_What is being asked_
Take every line from the material that has the word "name" in it.

'''

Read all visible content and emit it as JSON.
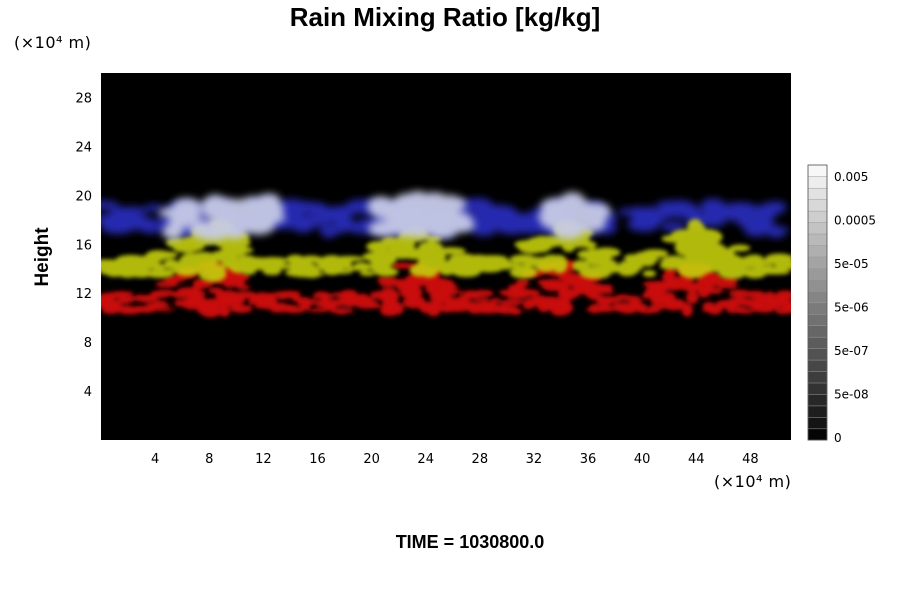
{
  "chart_data": {
    "type": "heatmap",
    "title": "Rain Mixing Ratio [kg/kg]",
    "ylabel": "Height",
    "y_unit_label": "(×10⁴ m)",
    "x_unit_label": "(×10⁴ m)",
    "x_ticks": [
      "4",
      "8",
      "12",
      "16",
      "20",
      "24",
      "28",
      "32",
      "36",
      "40",
      "44",
      "48"
    ],
    "y_ticks": [
      "4",
      "8",
      "12",
      "16",
      "20",
      "24",
      "28"
    ],
    "xlim": [
      0,
      51
    ],
    "ylim": [
      0,
      30
    ],
    "footer": "TIME = 1030800.0",
    "colorbar": {
      "labels": [
        "0",
        "5e-08",
        "5e-07",
        "5e-06",
        "5e-05",
        "0.0005",
        "0.005"
      ],
      "gray_levels": [
        "#050505",
        "#141414",
        "#1e1e1e",
        "#282828",
        "#333333",
        "#3d3d3d",
        "#474747",
        "#525252",
        "#5c5c5c",
        "#666666",
        "#717171",
        "#7b7b7b",
        "#858585",
        "#909090",
        "#9a9a9a",
        "#a4a4a4",
        "#afafaf",
        "#b9b9b9",
        "#c3c3c3",
        "#cecece",
        "#d8d8d8",
        "#e2e2e2",
        "#ededed",
        "#f7f7f7"
      ]
    },
    "layers": [
      {
        "name": "red band",
        "color": "#d40e0e",
        "y_bottom": 10.5,
        "y_top": 14.5
      },
      {
        "name": "yellow band",
        "color": "#c5cf10",
        "y_bottom": 13.5,
        "y_top": 17.5
      },
      {
        "name": "blue band",
        "color": "#2c2ec2",
        "y_bottom": 17,
        "y_top": 19.5
      },
      {
        "name": "white tops",
        "color": "#c7cbe6",
        "y_bottom": 17,
        "y_top": 19.7
      }
    ]
  }
}
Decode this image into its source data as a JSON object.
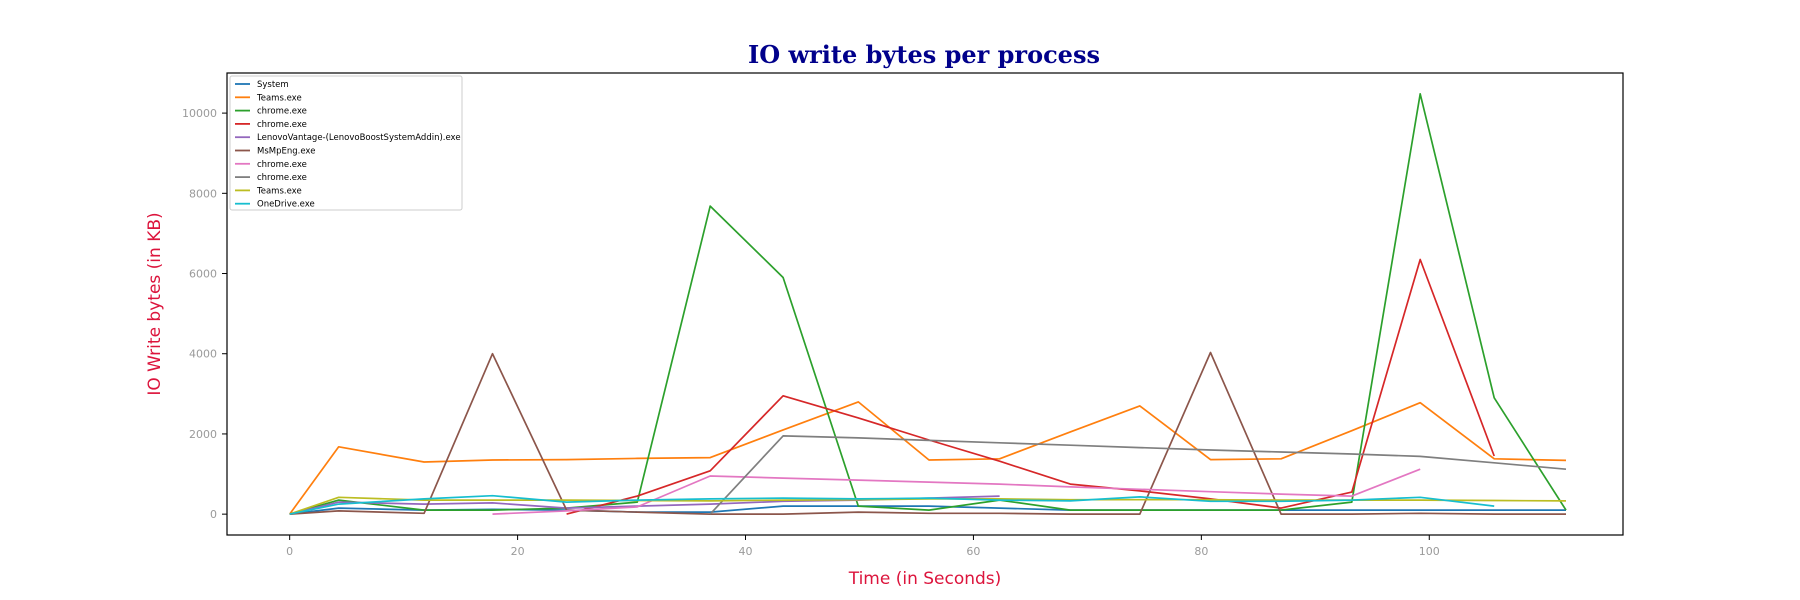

'''

_Task output_
        "name": "red band",
        "name": "yellow band",
        "name": "blue band",
        "name": "white tops",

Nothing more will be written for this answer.